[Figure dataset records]
□ □ □

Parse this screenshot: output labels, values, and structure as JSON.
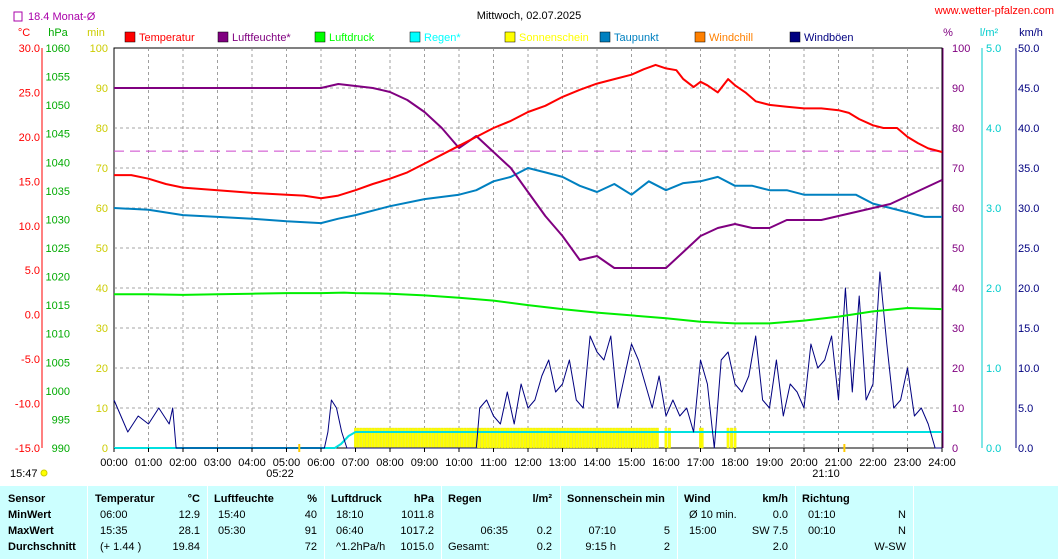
{
  "header": {
    "title": "Mittwoch, 02.07.2025",
    "source": "www.wetter-pfalzen.com",
    "monthly_avg": "18.4 Monat-Ø"
  },
  "chart_data": {
    "type": "line",
    "title": "Mittwoch, 02.07.2025",
    "x_ticks": [
      "00:00",
      "01:00",
      "02:00",
      "03:00",
      "04:00",
      "05:00",
      "06:00",
      "07:00",
      "08:00",
      "09:00",
      "10:00",
      "11:00",
      "12:00",
      "13:00",
      "14:00",
      "15:00",
      "16:00",
      "17:00",
      "18:00",
      "19:00",
      "20:00",
      "21:00",
      "22:00",
      "23:00",
      "24:00"
    ],
    "axes": {
      "temp_c": {
        "label": "°C",
        "range": [
          -15,
          30
        ],
        "ticks": [
          "30.0",
          "25.0",
          "20.0",
          "15.0",
          "10.0",
          "5.0",
          "0.0",
          "-5.0",
          "-10.0",
          "-15.0"
        ],
        "color": "#ff0000"
      },
      "pressure_hpa": {
        "label": "hPa",
        "range": [
          990,
          1060
        ],
        "ticks": [
          "1060",
          "1055",
          "1050",
          "1045",
          "1040",
          "1035",
          "1030",
          "1025",
          "1020",
          "1015",
          "1010",
          "1005",
          "1000",
          "995",
          "990"
        ],
        "color": "#00aa00"
      },
      "sun_min": {
        "label": "min",
        "range": [
          0,
          100
        ],
        "ticks": [
          "100",
          "90",
          "80",
          "70",
          "60",
          "50",
          "40",
          "30",
          "20",
          "10",
          "0"
        ],
        "color": "#cccc00"
      },
      "humidity_pct": {
        "label": "%",
        "range": [
          0,
          100
        ],
        "ticks": [
          "100",
          "90",
          "80",
          "70",
          "60",
          "50",
          "40",
          "30",
          "20",
          "10",
          "0"
        ],
        "color": "#800080"
      },
      "rain_lm2": {
        "label": "l/m²",
        "range": [
          0,
          5
        ],
        "ticks": [
          "5.0",
          "4.0",
          "3.0",
          "2.0",
          "1.0",
          "0.0"
        ],
        "color": "#00cccc"
      },
      "wind_kmh": {
        "label": "km/h",
        "range": [
          0,
          50
        ],
        "ticks": [
          "50.0",
          "45.0",
          "40.0",
          "35.0",
          "30.0",
          "25.0",
          "20.0",
          "15.0",
          "10.0",
          "5.0",
          "0.0"
        ],
        "color": "#000080"
      }
    },
    "legend": [
      {
        "name": "Temperatur",
        "color": "#ff0000"
      },
      {
        "name": "Luftfeuchte*",
        "color": "#800080"
      },
      {
        "name": "Luftdruck",
        "color": "#00ff00"
      },
      {
        "name": "Regen*",
        "color": "#00ffff"
      },
      {
        "name": "Sonnenschein",
        "color": "#ffff00"
      },
      {
        "name": "Taupunkt",
        "color": "#0080c0"
      },
      {
        "name": "Windchill",
        "color": "#ff8000"
      },
      {
        "name": "Windböen",
        "color": "#000080"
      }
    ],
    "monthly_avg_temp": 18.4,
    "series": [
      {
        "name": "Temperatur",
        "axis": "temp_c",
        "x": [
          0,
          0.5,
          1,
          1.5,
          2,
          3,
          4,
          5,
          5.5,
          6,
          6.5,
          7,
          7.5,
          8,
          8.5,
          9,
          9.5,
          10,
          10.5,
          11,
          11.5,
          12,
          12.5,
          13,
          13.5,
          14,
          14.5,
          15,
          15.35,
          15.7,
          16,
          16.3,
          16.5,
          16.8,
          17,
          17.2,
          17.5,
          17.8,
          18,
          18.3,
          18.6,
          19,
          19.5,
          20,
          20.5,
          21,
          21.3,
          21.6,
          22,
          22.3,
          22.7,
          23,
          23.3,
          23.6,
          24
        ],
        "values": [
          15.7,
          15.7,
          15.3,
          14.7,
          14.3,
          14.0,
          13.7,
          13.5,
          13.4,
          13.1,
          13.4,
          14.0,
          14.7,
          15.3,
          16.0,
          17.0,
          18.0,
          19.0,
          20.0,
          21.0,
          21.8,
          22.8,
          23.5,
          24.5,
          25.3,
          26.0,
          26.5,
          27.0,
          27.6,
          28.1,
          27.7,
          27.5,
          26.5,
          25.6,
          26.2,
          25.8,
          25.0,
          26.5,
          25.8,
          25.0,
          24.0,
          23.6,
          23.4,
          23.2,
          23.2,
          23.0,
          22.7,
          22.0,
          21.3,
          21.0,
          21.0,
          20.0,
          19.3,
          18.7,
          18.3
        ]
      },
      {
        "name": "Luftfeuchte*",
        "axis": "humidity_pct",
        "x": [
          0,
          1,
          2,
          3,
          4,
          5,
          6,
          6.5,
          7,
          7.5,
          8,
          8.5,
          9,
          9.5,
          10,
          10.5,
          11,
          11.5,
          12,
          12.5,
          13,
          13.5,
          14,
          14.5,
          15,
          15.5,
          16,
          16.5,
          17,
          17.5,
          18,
          18.5,
          19,
          19.5,
          20,
          20.5,
          21,
          21.5,
          22,
          22.5,
          23,
          23.5,
          24
        ],
        "values": [
          90,
          90,
          90,
          90,
          90,
          90,
          90,
          91,
          90.5,
          90,
          89,
          87,
          84,
          80,
          75,
          78,
          74,
          70,
          64,
          58,
          53,
          47,
          48,
          45,
          45,
          45,
          45,
          49,
          53,
          55,
          56,
          55,
          55,
          57,
          57,
          57,
          58,
          59,
          60,
          61,
          63,
          65,
          67
        ]
      },
      {
        "name": "Luftdruck",
        "axis": "pressure_hpa",
        "x": [
          0,
          1,
          2,
          3,
          4,
          5,
          6,
          6.67,
          7,
          8,
          9,
          10,
          11,
          12,
          13,
          14,
          15,
          16,
          17,
          18,
          19,
          20,
          21,
          22,
          23,
          24
        ],
        "values": [
          1016.9,
          1016.9,
          1016.8,
          1016.9,
          1017.0,
          1017.1,
          1017.1,
          1017.2,
          1017.1,
          1017.0,
          1016.7,
          1016.3,
          1015.8,
          1015.0,
          1014.3,
          1013.7,
          1013.2,
          1012.7,
          1012.1,
          1011.8,
          1011.8,
          1012.3,
          1013.0,
          1013.9,
          1014.5,
          1014.3
        ]
      },
      {
        "name": "Regen*",
        "axis": "rain_lm2",
        "x": [
          0,
          6.4,
          6.58,
          6.8,
          7.0,
          7.5,
          24
        ],
        "values": [
          0.0,
          0.0,
          0.05,
          0.15,
          0.2,
          0.2,
          0.2
        ]
      },
      {
        "name": "Taupunkt",
        "axis": "temp_c",
        "x": [
          0,
          1,
          2,
          3,
          4,
          5,
          6,
          6.5,
          7,
          8,
          9,
          10,
          10.5,
          11,
          11.5,
          12,
          12.5,
          13,
          13.5,
          14,
          14.5,
          15,
          15.5,
          16,
          16.5,
          17,
          17.5,
          18,
          18.5,
          19,
          19.5,
          20,
          20.5,
          21,
          21.5,
          22,
          22.5,
          23,
          23.5,
          24
        ],
        "values": [
          12.0,
          11.8,
          11.2,
          11.0,
          10.8,
          10.5,
          10.3,
          10.8,
          11.2,
          12.2,
          13.0,
          13.5,
          14.0,
          15.0,
          15.5,
          16.5,
          16.0,
          15.5,
          14.5,
          13.8,
          14.7,
          13.5,
          15.0,
          14.0,
          14.8,
          15.0,
          15.5,
          14.5,
          14.5,
          14.0,
          14.0,
          13.5,
          13.5,
          13.5,
          13.5,
          12.5,
          12.0,
          11.5,
          11.0,
          11.0
        ]
      },
      {
        "name": "Windböen",
        "axis": "wind_kmh",
        "x": [
          0,
          0.2,
          0.4,
          0.7,
          1.0,
          1.3,
          1.6,
          1.7,
          1.8,
          6.1,
          6.2,
          6.3,
          6.45,
          6.6,
          6.75,
          6.9,
          10.5,
          10.6,
          10.8,
          11.0,
          11.2,
          11.4,
          11.6,
          11.8,
          12.0,
          12.2,
          12.4,
          12.6,
          12.8,
          13.0,
          13.2,
          13.4,
          13.6,
          13.8,
          14.0,
          14.2,
          14.4,
          14.6,
          14.8,
          15.0,
          15.2,
          15.4,
          15.6,
          15.8,
          16.0,
          16.2,
          16.4,
          16.6,
          16.8,
          17.0,
          17.2,
          17.4,
          17.6,
          17.8,
          18.0,
          18.2,
          18.4,
          18.6,
          18.8,
          19.0,
          19.2,
          19.4,
          19.6,
          19.8,
          20.0,
          20.2,
          20.4,
          20.6,
          20.8,
          21.0,
          21.2,
          21.4,
          21.6,
          21.8,
          22.0,
          22.2,
          22.4,
          22.6,
          22.8,
          23.0,
          23.2,
          23.4,
          23.6,
          23.8,
          24.0
        ],
        "values": [
          6,
          4,
          2,
          4,
          3,
          5,
          3,
          5,
          0,
          0,
          2,
          6,
          5,
          2,
          0,
          0,
          0,
          5,
          6,
          4,
          3,
          7,
          3,
          8,
          5,
          6,
          9,
          11,
          7,
          8,
          11,
          6,
          5,
          14,
          12,
          11,
          14,
          5,
          9,
          13,
          11,
          8,
          5,
          9,
          4,
          6,
          4,
          5,
          2,
          11,
          8,
          0,
          11,
          12,
          8,
          7,
          9,
          14,
          6,
          5,
          11,
          4,
          8,
          7,
          5,
          13,
          10,
          11,
          14,
          6,
          20,
          7,
          19,
          6,
          8,
          22,
          13,
          5,
          6,
          10,
          4,
          5,
          3,
          0,
          0
        ]
      }
    ],
    "sunshine_bars": {
      "axis": "sun_min",
      "x": [
        7.0,
        15.75
      ],
      "value": 5,
      "extra_x": [
        16.0,
        16.1,
        17.0,
        17.05,
        17.8,
        17.9,
        18.0
      ]
    },
    "markers": {
      "current_time": "15:47",
      "sunrise": "05:22",
      "sunset": "21:10"
    }
  },
  "stats": {
    "headers": {
      "sensor": "Sensor",
      "temp": "Temperatur",
      "temp_unit": "°C",
      "hum": "Luftfeuchte",
      "hum_unit": "%",
      "press": "Luftdruck",
      "press_unit": "hPa",
      "rain": "Regen",
      "rain_unit": "l/m²",
      "sun": "Sonnenschein min",
      "wind": "Wind",
      "wind_unit": "km/h",
      "dir": "Richtung"
    },
    "rows": [
      {
        "label": "MinWert",
        "temp_time": "06:00",
        "temp_val": "12.9",
        "hum_time": "15:40",
        "hum_val": "40",
        "press_time": "18:10",
        "press_val": "1011.8",
        "rain_time": "",
        "rain_val": "",
        "sun_time": "",
        "sun_val": "",
        "wind_label": "Ø 10 min.",
        "wind_val": "0.0",
        "dir_time": "01:10",
        "dir_val": "N"
      },
      {
        "label": "MaxWert",
        "temp_time": "15:35",
        "temp_val": "28.1",
        "hum_time": "05:30",
        "hum_val": "91",
        "press_time": "06:40",
        "press_val": "1017.2",
        "rain_time": "06:35",
        "rain_val": "0.2",
        "sun_time": "07:10",
        "sun_val": "5",
        "wind_label": "15:00",
        "wind_val": "SW 7.5",
        "dir_time": "00:10",
        "dir_val": "N"
      },
      {
        "label": "Durchschnitt",
        "temp_time": "(+ 1.44 )",
        "temp_val": "19.84",
        "hum_time": "",
        "hum_val": "72",
        "press_time": "^1.2hPa/h",
        "press_val": "1015.0",
        "rain_time": "Gesamt:",
        "rain_val": "0.2",
        "sun_time": "9:15 h",
        "sun_val": "2",
        "wind_label": "",
        "wind_val": "2.0",
        "dir_time": "",
        "dir_val": "W-SW"
      }
    ]
  }
}
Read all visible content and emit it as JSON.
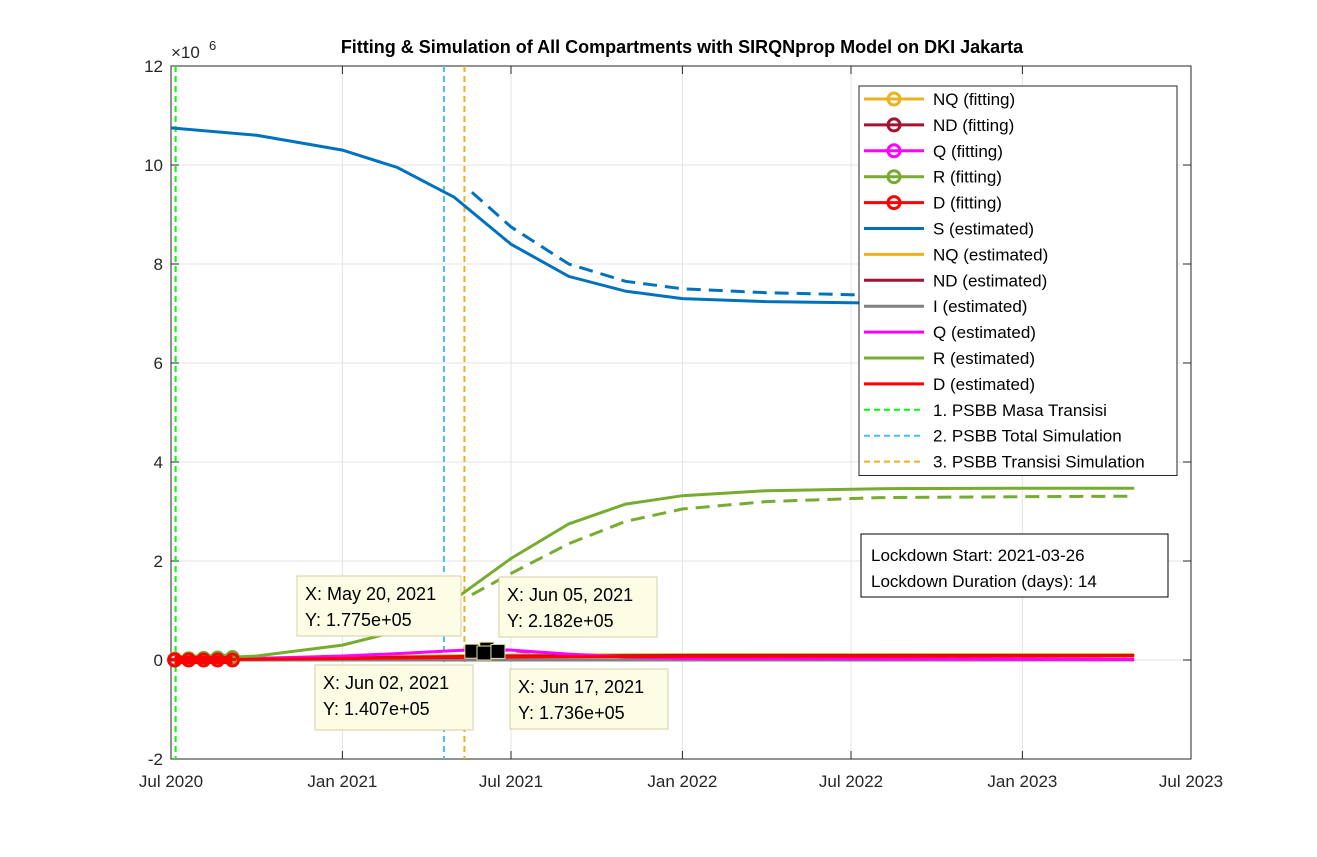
{
  "chart_data": {
    "type": "line",
    "title": "Fitting & Simulation of All Compartments with SIRQNprop Model on DKI Jakarta",
    "xlabel": "",
    "ylabel": "",
    "y_exponent_label": "×10",
    "y_exponent_power": "6",
    "xlim": [
      "2020-07-01",
      "2023-07-01"
    ],
    "ylim": [
      -2,
      12
    ],
    "x_ticks": [
      {
        "date": "2020-07-01",
        "label": "Jul 2020"
      },
      {
        "date": "2021-01-01",
        "label": "Jan 2021"
      },
      {
        "date": "2021-07-01",
        "label": "Jul 2021"
      },
      {
        "date": "2022-01-01",
        "label": "Jan 2022"
      },
      {
        "date": "2022-07-01",
        "label": "Jul 2022"
      },
      {
        "date": "2023-01-01",
        "label": "Jan 2023"
      },
      {
        "date": "2023-07-01",
        "label": "Jul 2023"
      }
    ],
    "y_ticks": [
      {
        "value": -2,
        "label": "-2"
      },
      {
        "value": 0,
        "label": "0"
      },
      {
        "value": 2,
        "label": "2"
      },
      {
        "value": 4,
        "label": "4"
      },
      {
        "value": 6,
        "label": "6"
      },
      {
        "value": 8,
        "label": "8"
      },
      {
        "value": 10,
        "label": "10"
      },
      {
        "value": 12,
        "label": "12"
      }
    ],
    "grid": true,
    "legend_position": "top-right",
    "series": [
      {
        "name": "NQ (fitting)",
        "color": "#EDB120",
        "style": "solid-marker",
        "points": [
          [
            "2020-07-05",
            0.02
          ],
          [
            "2020-07-20",
            0.025
          ],
          [
            "2020-08-05",
            0.03
          ],
          [
            "2020-08-20",
            0.035
          ],
          [
            "2020-09-05",
            0.04
          ]
        ]
      },
      {
        "name": "ND (fitting)",
        "color": "#A2142F",
        "style": "solid-marker",
        "points": [
          [
            "2020-07-05",
            0.0
          ],
          [
            "2020-07-20",
            0.005
          ],
          [
            "2020-08-05",
            0.01
          ],
          [
            "2020-08-20",
            0.012
          ],
          [
            "2020-09-05",
            0.015
          ]
        ]
      },
      {
        "name": "Q (fitting)",
        "color": "#FF00FF",
        "style": "solid-marker",
        "points": [
          [
            "2020-07-05",
            0.01
          ],
          [
            "2020-07-20",
            0.015
          ],
          [
            "2020-08-05",
            0.02
          ],
          [
            "2020-08-20",
            0.03
          ],
          [
            "2020-09-05",
            0.03
          ]
        ]
      },
      {
        "name": "R (fitting)",
        "color": "#77AC30",
        "style": "solid-marker",
        "points": [
          [
            "2020-07-05",
            0.01
          ],
          [
            "2020-07-20",
            0.02
          ],
          [
            "2020-08-05",
            0.03
          ],
          [
            "2020-08-20",
            0.04
          ],
          [
            "2020-09-05",
            0.05
          ]
        ]
      },
      {
        "name": "D (fitting)",
        "color": "#FF0000",
        "style": "solid-marker",
        "points": [
          [
            "2020-07-05",
            0.0
          ],
          [
            "2020-07-20",
            0.0
          ],
          [
            "2020-08-05",
            0.0
          ],
          [
            "2020-08-20",
            0.0
          ],
          [
            "2020-09-05",
            0.0
          ]
        ]
      },
      {
        "name": "S (estimated)",
        "color": "#0072BD",
        "style": "solid",
        "points": [
          [
            "2020-07-01",
            10.75
          ],
          [
            "2020-10-01",
            10.6
          ],
          [
            "2021-01-01",
            10.3
          ],
          [
            "2021-03-01",
            9.95
          ],
          [
            "2021-05-01",
            9.35
          ],
          [
            "2021-07-01",
            8.4
          ],
          [
            "2021-09-01",
            7.75
          ],
          [
            "2021-11-01",
            7.45
          ],
          [
            "2022-01-01",
            7.3
          ],
          [
            "2022-04-01",
            7.24
          ],
          [
            "2022-08-01",
            7.21
          ],
          [
            "2023-01-01",
            7.2
          ],
          [
            "2023-05-01",
            7.2
          ]
        ]
      },
      {
        "name": "NQ (estimated)",
        "color": "#EDB120",
        "style": "solid",
        "points": [
          [
            "2020-07-01",
            0.02
          ],
          [
            "2021-01-01",
            0.06
          ],
          [
            "2021-07-01",
            0.1
          ],
          [
            "2022-01-01",
            0.11
          ],
          [
            "2023-05-01",
            0.11
          ]
        ]
      },
      {
        "name": "ND (estimated)",
        "color": "#A2142F",
        "style": "solid",
        "points": [
          [
            "2020-07-01",
            0.01
          ],
          [
            "2021-01-01",
            0.04
          ],
          [
            "2021-07-01",
            0.08
          ],
          [
            "2022-01-01",
            0.09
          ],
          [
            "2023-05-01",
            0.09
          ]
        ]
      },
      {
        "name": "I (estimated)",
        "color": "#808080",
        "style": "solid",
        "points": [
          [
            "2020-07-01",
            0.0
          ],
          [
            "2021-07-01",
            0.0
          ],
          [
            "2023-05-01",
            0.0
          ]
        ]
      },
      {
        "name": "Q (estimated)",
        "color": "#FF00FF",
        "style": "solid",
        "points": [
          [
            "2020-07-01",
            0.01
          ],
          [
            "2020-10-01",
            0.03
          ],
          [
            "2021-01-01",
            0.08
          ],
          [
            "2021-03-01",
            0.13
          ],
          [
            "2021-05-01",
            0.19
          ],
          [
            "2021-06-05",
            0.218
          ],
          [
            "2021-07-01",
            0.2
          ],
          [
            "2021-09-01",
            0.12
          ],
          [
            "2021-11-01",
            0.06
          ],
          [
            "2022-01-01",
            0.03
          ],
          [
            "2023-05-01",
            0.01
          ]
        ]
      },
      {
        "name": "R (estimated)",
        "color": "#77AC30",
        "style": "solid",
        "points": [
          [
            "2020-07-01",
            0.0
          ],
          [
            "2020-10-01",
            0.08
          ],
          [
            "2021-01-01",
            0.3
          ],
          [
            "2021-03-01",
            0.58
          ],
          [
            "2021-05-01",
            1.22
          ],
          [
            "2021-07-01",
            2.05
          ],
          [
            "2021-09-01",
            2.75
          ],
          [
            "2021-11-01",
            3.15
          ],
          [
            "2022-01-01",
            3.32
          ],
          [
            "2022-04-01",
            3.42
          ],
          [
            "2022-08-01",
            3.46
          ],
          [
            "2023-01-01",
            3.47
          ],
          [
            "2023-05-01",
            3.47
          ]
        ]
      },
      {
        "name": "D (estimated)",
        "color": "#FF0000",
        "style": "solid",
        "points": [
          [
            "2020-07-01",
            0.0
          ],
          [
            "2021-01-01",
            0.03
          ],
          [
            "2021-07-01",
            0.06
          ],
          [
            "2022-01-01",
            0.07
          ],
          [
            "2023-05-01",
            0.08
          ]
        ]
      }
    ],
    "unlabeled_series": [
      {
        "color": "#0072BD",
        "style": "dashed",
        "points": [
          [
            "2021-05-20",
            9.45
          ],
          [
            "2021-07-01",
            8.75
          ],
          [
            "2021-09-01",
            8.0
          ],
          [
            "2021-11-01",
            7.65
          ],
          [
            "2022-01-01",
            7.5
          ],
          [
            "2022-04-01",
            7.42
          ],
          [
            "2022-07-01",
            7.38
          ],
          [
            "2023-01-01",
            7.37
          ],
          [
            "2023-05-01",
            7.36
          ]
        ]
      },
      {
        "color": "#77AC30",
        "style": "dashed",
        "points": [
          [
            "2021-05-20",
            1.32
          ],
          [
            "2021-07-01",
            1.75
          ],
          [
            "2021-09-01",
            2.35
          ],
          [
            "2021-11-01",
            2.8
          ],
          [
            "2022-01-01",
            3.05
          ],
          [
            "2022-04-01",
            3.2
          ],
          [
            "2022-08-01",
            3.28
          ],
          [
            "2023-01-01",
            3.3
          ],
          [
            "2023-05-01",
            3.31
          ]
        ]
      },
      {
        "color": "#FF00FF",
        "style": "dashed",
        "points": [
          [
            "2021-05-20",
            0.1775
          ],
          [
            "2021-06-05",
            0.2182
          ],
          [
            "2021-07-01",
            0.19
          ],
          [
            "2021-09-01",
            0.1
          ],
          [
            "2022-01-01",
            0.03
          ],
          [
            "2023-05-01",
            0.01
          ]
        ]
      }
    ],
    "vertical_lines": [
      {
        "name": "1. PSBB Masa Transisi",
        "date": "2020-07-06",
        "color": "#00FF00"
      },
      {
        "name": "2. PSBB Total Simulation",
        "date": "2021-04-20",
        "color": "#4DBEEE"
      },
      {
        "name": "3. PSBB Transisi Simulation",
        "date": "2021-05-12",
        "color": "#EDB120"
      }
    ],
    "datatips": [
      {
        "x_text": "X: May 20, 2021",
        "y_text": "Y: 1.775e+05",
        "date": "2021-05-20",
        "value": 0.1775
      },
      {
        "x_text": "X: Jun 05, 2021",
        "y_text": "Y: 2.182e+05",
        "date": "2021-06-05",
        "value": 0.2182
      },
      {
        "x_text": "X: Jun 02, 2021",
        "y_text": "Y: 1.407e+05",
        "date": "2021-06-02",
        "value": 0.1407
      },
      {
        "x_text": "X: Jun 17, 2021",
        "y_text": "Y: 1.736e+05",
        "date": "2021-06-17",
        "value": 0.1736
      }
    ],
    "annotation": {
      "line1": "Lockdown Start: 2021-03-26",
      "line2": "Lockdown Duration (days): 14"
    },
    "legend": [
      {
        "label": "NQ (fitting)",
        "color": "#EDB120",
        "kind": "marker"
      },
      {
        "label": "ND (fitting)",
        "color": "#A2142F",
        "kind": "marker"
      },
      {
        "label": "Q (fitting)",
        "color": "#FF00FF",
        "kind": "marker"
      },
      {
        "label": "R (fitting)",
        "color": "#77AC30",
        "kind": "marker"
      },
      {
        "label": "D (fitting)",
        "color": "#FF0000",
        "kind": "marker"
      },
      {
        "label": "S (estimated)",
        "color": "#0072BD",
        "kind": "line"
      },
      {
        "label": "NQ (estimated)",
        "color": "#EDB120",
        "kind": "line"
      },
      {
        "label": "ND (estimated)",
        "color": "#A2142F",
        "kind": "line"
      },
      {
        "label": "I (estimated)",
        "color": "#808080",
        "kind": "line"
      },
      {
        "label": "Q (estimated)",
        "color": "#FF00FF",
        "kind": "line"
      },
      {
        "label": "R (estimated)",
        "color": "#77AC30",
        "kind": "line"
      },
      {
        "label": "D (estimated)",
        "color": "#FF0000",
        "kind": "line"
      },
      {
        "label": "1. PSBB Masa Transisi",
        "color": "#00FF00",
        "kind": "dash"
      },
      {
        "label": "2. PSBB Total Simulation",
        "color": "#4DBEEE",
        "kind": "dash"
      },
      {
        "label": "3. PSBB Transisi Simulation",
        "color": "#EDB120",
        "kind": "dash"
      }
    ]
  }
}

□ □ □

**Problem requirements:**
Scan the material above. Copy each line that holds the word "Total".

**Answer to this task:**
        "name": "2. PSBB Total Simulation",
        "label": "2. PSBB Total Simulation",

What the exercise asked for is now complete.